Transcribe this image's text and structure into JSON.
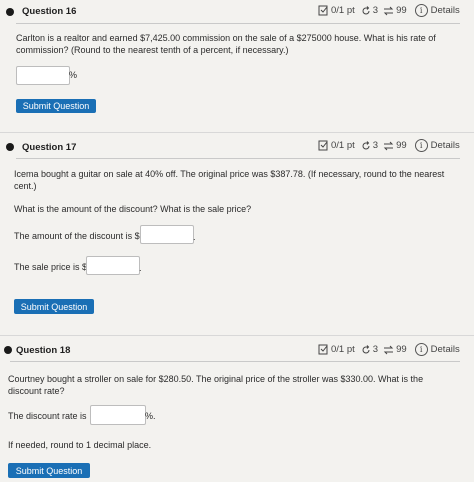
{
  "questions": [
    {
      "title": "Question 16",
      "score": "0/1 pt",
      "retries": "3",
      "attempts": "99",
      "details": "Details",
      "text": "Carlton is a realtor and earned $7,425.00 commission on the sale of a $275000 house. What is his rate of commission? (Round to the nearest tenth of a percent, if necessary.)",
      "unit": "%",
      "submit": "Submit Question"
    },
    {
      "title": "Question 17",
      "score": "0/1 pt",
      "retries": "3",
      "attempts": "99",
      "details": "Details",
      "text": "Icema bought a guitar on sale at 40% off. The original price was $387.78. (If necessary, round to the nearest cent.)",
      "prompt": "What is the amount of the discount?  What is the sale price?",
      "discount_label": "The amount of the discount is $",
      "sale_label": "The sale price is $",
      "period": ".",
      "submit": "Submit Question"
    },
    {
      "title": "Question 18",
      "score": "0/1 pt",
      "retries": "3",
      "attempts": "99",
      "details": "Details",
      "text": "Courtney bought a stroller on sale for $280.50. The original price of the stroller was $330.00. What is the discount rate?",
      "rate_label": "The discount rate is",
      "unit": "%.",
      "note": "If needed, round to 1 decimal place.",
      "submit": "Submit Question"
    }
  ],
  "icons": [
    "edit-score-icon",
    "retry-icon",
    "attempts-icon",
    "info-icon"
  ],
  "colors": {
    "button": "#1a6fb5",
    "background": "#f3f2ef",
    "field_border": "#bdbdbd"
  }
}
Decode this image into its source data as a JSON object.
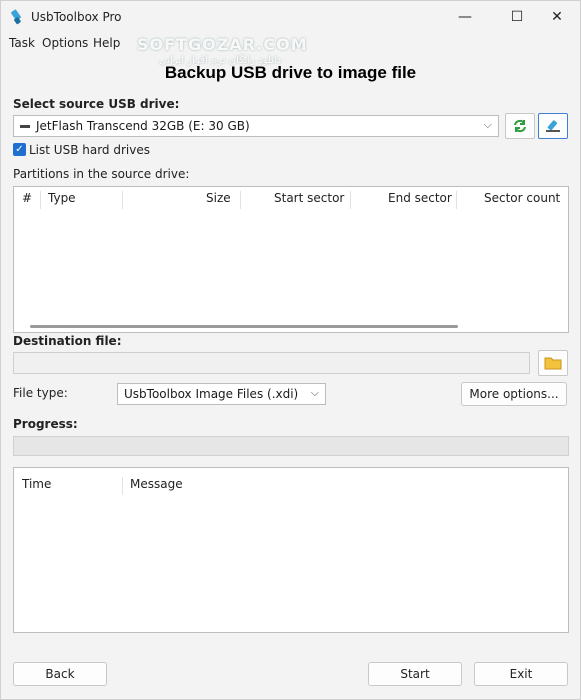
{
  "window": {
    "title": "UsbToolbox Pro",
    "minimize_glyph": "—",
    "maximize_glyph": "☐",
    "close_glyph": "✕"
  },
  "menu": {
    "items": [
      "Task",
      "Options",
      "Help"
    ]
  },
  "watermark": {
    "text": "SOFTGOZAR.COM",
    "subtext": "دانلود رایگان نرم افزار ایرانی"
  },
  "page": {
    "heading": "Backup USB drive to image file"
  },
  "source": {
    "label": "Select source USB drive:",
    "selected": "JetFlash Transcend 32GB (E:  30 GB)",
    "list_hard_drives_label": "List USB hard drives",
    "list_hard_drives_checked": true
  },
  "partitions": {
    "label": "Partitions in the source drive:",
    "columns": [
      "#",
      "Type",
      "Size",
      "Start sector",
      "End sector",
      "Sector count"
    ],
    "rows": []
  },
  "destination": {
    "label": "Destination file:",
    "value": ""
  },
  "file_type": {
    "label": "File type:",
    "selected": "UsbToolbox Image Files (.xdi)",
    "more_options_label": "More options..."
  },
  "progress": {
    "label": "Progress:",
    "percent": 0
  },
  "log": {
    "columns": [
      "Time",
      "Message"
    ],
    "rows": []
  },
  "footer": {
    "back_label": "Back",
    "start_label": "Start",
    "exit_label": "Exit"
  },
  "colors": {
    "accent": "#1f6fd0",
    "refresh_icon": "#2e9e3c",
    "folder_icon": "#f2c23a"
  }
}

### TASK GOAL
Restate the records above in full, word for word. Keep pictures out.

### RESULT OF THIS EXERCISE
Transcribe this image's text and structure into JSON.
{
  "questions": [
    {
      "title": "Question 16",
      "score": "0/1 pt",
      "retries": "3",
      "attempts": "99",
      "details": "Details",
      "text": "Carlton is a realtor and earned $7,425.00 commission on the sale of a $275000 house. What is his rate of commission? (Round to the nearest tenth of a percent, if necessary.)",
      "unit": "%",
      "submit": "Submit Question"
    },
    {
      "title": "Question 17",
      "score": "0/1 pt",
      "retries": "3",
      "attempts": "99",
      "details": "Details",
      "text": "Icema bought a guitar on sale at 40% off. The original price was $387.78. (If necessary, round to the nearest cent.)",
      "prompt": "What is the amount of the discount?  What is the sale price?",
      "discount_label": "The amount of the discount is $",
      "sale_label": "The sale price is $",
      "period": ".",
      "submit": "Submit Question"
    },
    {
      "title": "Question 18",
      "score": "0/1 pt",
      "retries": "3",
      "attempts": "99",
      "details": "Details",
      "text": "Courtney bought a stroller on sale for $280.50. The original price of the stroller was $330.00. What is the discount rate?",
      "rate_label": "The discount rate is",
      "unit": "%.",
      "note": "If needed, round to 1 decimal place.",
      "submit": "Submit Question"
    }
  ],
  "icons": [
    "edit-score-icon",
    "retry-icon",
    "attempts-icon",
    "info-icon"
  ],
  "colors": {
    "button": "#1a6fb5",
    "background": "#f3f2ef",
    "field_border": "#bdbdbd"
  }
}
Decode this image into its source data as a JSON object.
{
  "window": {
    "title": "UsbToolbox Pro",
    "minimize_glyph": "—",
    "maximize_glyph": "☐",
    "close_glyph": "✕"
  },
  "menu": {
    "items": [
      "Task",
      "Options",
      "Help"
    ]
  },
  "watermark": {
    "text": "SOFTGOZAR.COM",
    "subtext": "دانلود رایگان نرم افزار ایرانی"
  },
  "page": {
    "heading": "Backup USB drive to image file"
  },
  "source": {
    "label": "Select source USB drive:",
    "selected": "JetFlash Transcend 32GB (E:  30 GB)",
    "list_hard_drives_label": "List USB hard drives",
    "list_hard_drives_checked": true
  },
  "partitions": {
    "label": "Partitions in the source drive:",
    "columns": [
      "#",
      "Type",
      "Size",
      "Start sector",
      "End sector",
      "Sector count"
    ],
    "rows": []
  },
  "destination": {
    "label": "Destination file:",
    "value": ""
  },
  "file_type": {
    "label": "File type:",
    "selected": "UsbToolbox Image Files (.xdi)",
    "more_options_label": "More options..."
  },
  "progress": {
    "label": "Progress:",
    "percent": 0
  },
  "log": {
    "columns": [
      "Time",
      "Message"
    ],
    "rows": []
  },
  "footer": {
    "back_label": "Back",
    "start_label": "Start",
    "exit_label": "Exit"
  },
  "colors": {
    "accent": "#1f6fd0",
    "refresh_icon": "#2e9e3c",
    "folder_icon": "#f2c23a"
  }
}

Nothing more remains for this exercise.